_Stated task:_
Find the string "تصميم" in the entries and copy each line that has it.

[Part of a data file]
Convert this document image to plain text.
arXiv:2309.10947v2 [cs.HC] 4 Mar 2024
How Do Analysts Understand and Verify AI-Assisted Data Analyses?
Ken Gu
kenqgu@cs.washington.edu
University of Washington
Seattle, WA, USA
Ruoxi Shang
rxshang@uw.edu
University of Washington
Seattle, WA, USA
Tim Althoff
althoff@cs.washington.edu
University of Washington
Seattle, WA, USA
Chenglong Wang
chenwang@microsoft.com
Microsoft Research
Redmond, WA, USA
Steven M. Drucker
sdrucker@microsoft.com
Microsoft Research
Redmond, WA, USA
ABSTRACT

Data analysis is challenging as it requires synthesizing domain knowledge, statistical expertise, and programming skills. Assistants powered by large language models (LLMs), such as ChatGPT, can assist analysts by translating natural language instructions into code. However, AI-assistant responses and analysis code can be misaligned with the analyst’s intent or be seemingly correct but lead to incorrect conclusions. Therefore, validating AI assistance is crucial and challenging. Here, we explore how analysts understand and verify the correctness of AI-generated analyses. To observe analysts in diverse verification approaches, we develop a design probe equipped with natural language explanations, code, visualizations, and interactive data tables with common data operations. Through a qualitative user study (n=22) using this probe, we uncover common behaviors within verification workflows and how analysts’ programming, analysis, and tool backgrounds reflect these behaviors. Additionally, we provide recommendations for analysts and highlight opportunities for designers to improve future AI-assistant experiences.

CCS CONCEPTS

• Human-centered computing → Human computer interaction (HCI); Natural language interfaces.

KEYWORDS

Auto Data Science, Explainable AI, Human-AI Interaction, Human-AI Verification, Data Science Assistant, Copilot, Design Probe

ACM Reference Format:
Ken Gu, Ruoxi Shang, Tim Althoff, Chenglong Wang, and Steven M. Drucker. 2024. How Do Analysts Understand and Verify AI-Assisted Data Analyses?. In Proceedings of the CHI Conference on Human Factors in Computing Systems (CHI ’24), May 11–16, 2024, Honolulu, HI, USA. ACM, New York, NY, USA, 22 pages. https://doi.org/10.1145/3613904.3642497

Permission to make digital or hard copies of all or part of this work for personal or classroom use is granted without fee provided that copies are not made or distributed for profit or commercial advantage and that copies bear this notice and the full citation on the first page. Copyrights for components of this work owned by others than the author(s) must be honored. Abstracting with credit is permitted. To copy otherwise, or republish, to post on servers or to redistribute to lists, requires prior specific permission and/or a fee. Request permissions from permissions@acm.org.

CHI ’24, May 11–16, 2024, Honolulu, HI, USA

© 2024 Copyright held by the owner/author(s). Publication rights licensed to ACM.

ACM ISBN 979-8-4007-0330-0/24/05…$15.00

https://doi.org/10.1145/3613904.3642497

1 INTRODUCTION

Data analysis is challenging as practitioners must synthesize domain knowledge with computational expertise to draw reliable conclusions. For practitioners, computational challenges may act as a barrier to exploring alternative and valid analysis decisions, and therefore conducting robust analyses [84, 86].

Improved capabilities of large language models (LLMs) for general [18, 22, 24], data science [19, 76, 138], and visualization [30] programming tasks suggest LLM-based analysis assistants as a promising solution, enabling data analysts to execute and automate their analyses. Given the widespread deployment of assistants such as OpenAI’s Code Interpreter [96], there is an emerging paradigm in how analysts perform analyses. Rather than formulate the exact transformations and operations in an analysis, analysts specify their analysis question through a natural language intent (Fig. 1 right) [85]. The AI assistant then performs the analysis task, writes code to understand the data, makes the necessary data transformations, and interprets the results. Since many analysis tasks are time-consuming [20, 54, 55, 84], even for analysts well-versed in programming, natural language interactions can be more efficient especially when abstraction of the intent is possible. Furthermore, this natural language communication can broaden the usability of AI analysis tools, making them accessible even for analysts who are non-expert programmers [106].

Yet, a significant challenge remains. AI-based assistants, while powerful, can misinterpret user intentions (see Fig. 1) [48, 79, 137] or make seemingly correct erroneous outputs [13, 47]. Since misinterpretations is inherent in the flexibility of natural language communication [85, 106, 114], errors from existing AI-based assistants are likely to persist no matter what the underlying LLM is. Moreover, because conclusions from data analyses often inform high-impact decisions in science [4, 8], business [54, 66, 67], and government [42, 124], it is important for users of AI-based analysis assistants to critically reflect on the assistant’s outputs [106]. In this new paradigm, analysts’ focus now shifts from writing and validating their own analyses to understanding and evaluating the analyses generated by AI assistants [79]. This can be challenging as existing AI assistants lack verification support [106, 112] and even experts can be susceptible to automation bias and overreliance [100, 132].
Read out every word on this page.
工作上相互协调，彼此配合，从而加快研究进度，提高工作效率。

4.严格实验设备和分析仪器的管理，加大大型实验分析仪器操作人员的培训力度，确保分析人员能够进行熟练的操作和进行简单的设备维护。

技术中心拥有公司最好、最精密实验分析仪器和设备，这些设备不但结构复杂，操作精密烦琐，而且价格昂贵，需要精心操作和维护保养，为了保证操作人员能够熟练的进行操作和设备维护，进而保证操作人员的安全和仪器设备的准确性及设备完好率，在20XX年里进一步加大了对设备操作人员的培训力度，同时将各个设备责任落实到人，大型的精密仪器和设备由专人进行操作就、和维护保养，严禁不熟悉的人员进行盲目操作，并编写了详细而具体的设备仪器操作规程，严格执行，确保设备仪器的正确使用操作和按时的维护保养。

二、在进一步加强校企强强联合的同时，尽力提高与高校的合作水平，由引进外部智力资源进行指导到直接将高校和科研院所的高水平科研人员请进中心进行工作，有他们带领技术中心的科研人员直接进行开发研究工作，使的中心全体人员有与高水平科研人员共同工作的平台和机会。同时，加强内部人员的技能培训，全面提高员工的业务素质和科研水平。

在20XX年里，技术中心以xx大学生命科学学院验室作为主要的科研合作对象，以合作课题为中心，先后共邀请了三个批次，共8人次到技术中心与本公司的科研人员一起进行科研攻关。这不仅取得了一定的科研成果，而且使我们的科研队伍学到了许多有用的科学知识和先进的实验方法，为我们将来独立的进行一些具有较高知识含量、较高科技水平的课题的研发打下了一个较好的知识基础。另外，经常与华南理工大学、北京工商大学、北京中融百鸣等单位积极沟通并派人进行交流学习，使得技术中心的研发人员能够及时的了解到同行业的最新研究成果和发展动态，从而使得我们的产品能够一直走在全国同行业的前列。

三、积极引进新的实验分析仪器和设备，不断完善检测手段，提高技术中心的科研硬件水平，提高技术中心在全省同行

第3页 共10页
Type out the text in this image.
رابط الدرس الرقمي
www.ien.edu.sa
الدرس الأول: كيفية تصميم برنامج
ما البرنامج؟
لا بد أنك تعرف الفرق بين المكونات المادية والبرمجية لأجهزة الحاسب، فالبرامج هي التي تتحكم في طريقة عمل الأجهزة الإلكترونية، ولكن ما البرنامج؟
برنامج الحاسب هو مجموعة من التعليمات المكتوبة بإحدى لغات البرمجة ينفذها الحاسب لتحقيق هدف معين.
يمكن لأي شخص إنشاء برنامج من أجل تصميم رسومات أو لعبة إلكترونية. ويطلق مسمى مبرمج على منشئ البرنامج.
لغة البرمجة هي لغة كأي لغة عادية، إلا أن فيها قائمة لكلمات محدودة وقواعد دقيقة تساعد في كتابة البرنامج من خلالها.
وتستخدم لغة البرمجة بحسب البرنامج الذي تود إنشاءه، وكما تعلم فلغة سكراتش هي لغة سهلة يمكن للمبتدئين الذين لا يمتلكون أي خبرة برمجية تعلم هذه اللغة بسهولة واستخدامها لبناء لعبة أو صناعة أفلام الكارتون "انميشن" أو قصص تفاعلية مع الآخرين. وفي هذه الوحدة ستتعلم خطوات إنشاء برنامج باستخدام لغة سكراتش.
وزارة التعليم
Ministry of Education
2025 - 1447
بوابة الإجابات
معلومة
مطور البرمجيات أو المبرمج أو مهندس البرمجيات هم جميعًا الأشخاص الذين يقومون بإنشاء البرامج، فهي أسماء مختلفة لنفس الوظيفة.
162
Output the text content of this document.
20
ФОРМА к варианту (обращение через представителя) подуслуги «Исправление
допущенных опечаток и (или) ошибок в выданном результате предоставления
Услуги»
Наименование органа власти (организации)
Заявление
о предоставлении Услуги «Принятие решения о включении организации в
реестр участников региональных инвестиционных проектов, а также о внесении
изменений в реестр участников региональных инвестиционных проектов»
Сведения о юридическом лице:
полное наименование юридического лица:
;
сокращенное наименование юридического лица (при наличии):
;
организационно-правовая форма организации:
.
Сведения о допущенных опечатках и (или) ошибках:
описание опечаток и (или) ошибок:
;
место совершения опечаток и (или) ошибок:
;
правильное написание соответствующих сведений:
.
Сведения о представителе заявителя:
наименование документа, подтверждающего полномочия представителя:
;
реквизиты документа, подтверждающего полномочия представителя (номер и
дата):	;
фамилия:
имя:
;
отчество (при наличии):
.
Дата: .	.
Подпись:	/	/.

_Written response:_
الدرس الأول: كيفية تصميم برنامج
يمكن لأي شخص إنشاء برنامج من أجل تصميم رسومات أو لعبة إلكترونية. ويطلق مسمى مبرمج على منشئ البرنامج.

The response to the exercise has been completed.